# Objective:
Repeat, line for line, the entries printed below.

# Data to process:
_ _ _ _
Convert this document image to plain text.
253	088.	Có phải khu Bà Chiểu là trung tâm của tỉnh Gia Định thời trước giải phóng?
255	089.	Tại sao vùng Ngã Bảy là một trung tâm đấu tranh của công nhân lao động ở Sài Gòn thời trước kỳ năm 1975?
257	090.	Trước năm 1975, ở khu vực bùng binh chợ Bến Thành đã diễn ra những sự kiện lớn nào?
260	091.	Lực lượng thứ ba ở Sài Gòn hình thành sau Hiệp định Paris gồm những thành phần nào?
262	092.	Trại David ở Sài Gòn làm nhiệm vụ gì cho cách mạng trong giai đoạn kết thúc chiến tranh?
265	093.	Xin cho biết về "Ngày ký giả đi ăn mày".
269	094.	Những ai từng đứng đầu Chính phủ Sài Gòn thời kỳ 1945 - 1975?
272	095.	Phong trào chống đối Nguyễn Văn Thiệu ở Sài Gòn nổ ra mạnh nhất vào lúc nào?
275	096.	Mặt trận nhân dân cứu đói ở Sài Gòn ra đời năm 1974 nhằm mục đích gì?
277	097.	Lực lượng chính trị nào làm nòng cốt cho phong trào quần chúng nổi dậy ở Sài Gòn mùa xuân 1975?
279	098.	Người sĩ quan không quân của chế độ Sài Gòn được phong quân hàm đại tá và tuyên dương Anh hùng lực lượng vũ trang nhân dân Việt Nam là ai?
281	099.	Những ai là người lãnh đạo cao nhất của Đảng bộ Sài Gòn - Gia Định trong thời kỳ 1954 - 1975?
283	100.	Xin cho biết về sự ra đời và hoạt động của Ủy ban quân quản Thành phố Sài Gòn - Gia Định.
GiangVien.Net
_ _ _ _
# Output for this exercise:
Convert this document image to plain text.
253	088.	Có phải khu Bà Chiểu là trung tâm của tỉnh Gia Định thời trước giải phóng?
255	089.	Tại sao vùng Ngã Bảy là một trung tâm đấu tranh của công nhân lao động ở Sài Gòn thời trước kỳ năm 1975?
257	090.	Trước năm 1975, ở khu vực bùng binh chợ Bến Thành đã diễn ra những sự kiện lớn nào?
260	091.	Lực lượng thứ ba ở Sài Gòn hình thành sau Hiệp định Paris gồm những thành phần nào?
262	092.	Trại David ở Sài Gòn làm nhiệm vụ gì cho cách mạng trong giai đoạn kết thúc chiến tranh?
265	093.	Xin cho biết về "Ngày ký giả đi ăn mày".
269	094.	Những ai từng đứng đầu Chính phủ Sài Gòn thời kỳ 1945 - 1975?
272	095.	Phong trào chống đối Nguyễn Văn Thiệu ở Sài Gòn nổ ra mạnh nhất vào lúc nào?
275	096.	Mặt trận nhân dân cứu đói ở Sài Gòn ra đời năm 1974 nhằm mục đích gì?
277	097.	Lực lượng chính trị nào làm nòng cốt cho phong trào quần chúng nổi dậy ở Sài Gòn mùa xuân 1975?
279	098.	Người sĩ quan không quân của chế độ Sài Gòn được phong quân hàm đại tá và tuyên dương Anh hùng lực lượng vũ trang nhân dân Việt Nam là ai?
281	099.	Những ai là người lãnh đạo cao nhất của Đảng bộ Sài Gòn - Gia Định trong thời kỳ 1954 - 1975?
283	100.	Xin cho biết về sự ra đời và hoạt động của Ủy ban quân quản Thành phố Sài Gòn - Gia Định.
GiangVien.Net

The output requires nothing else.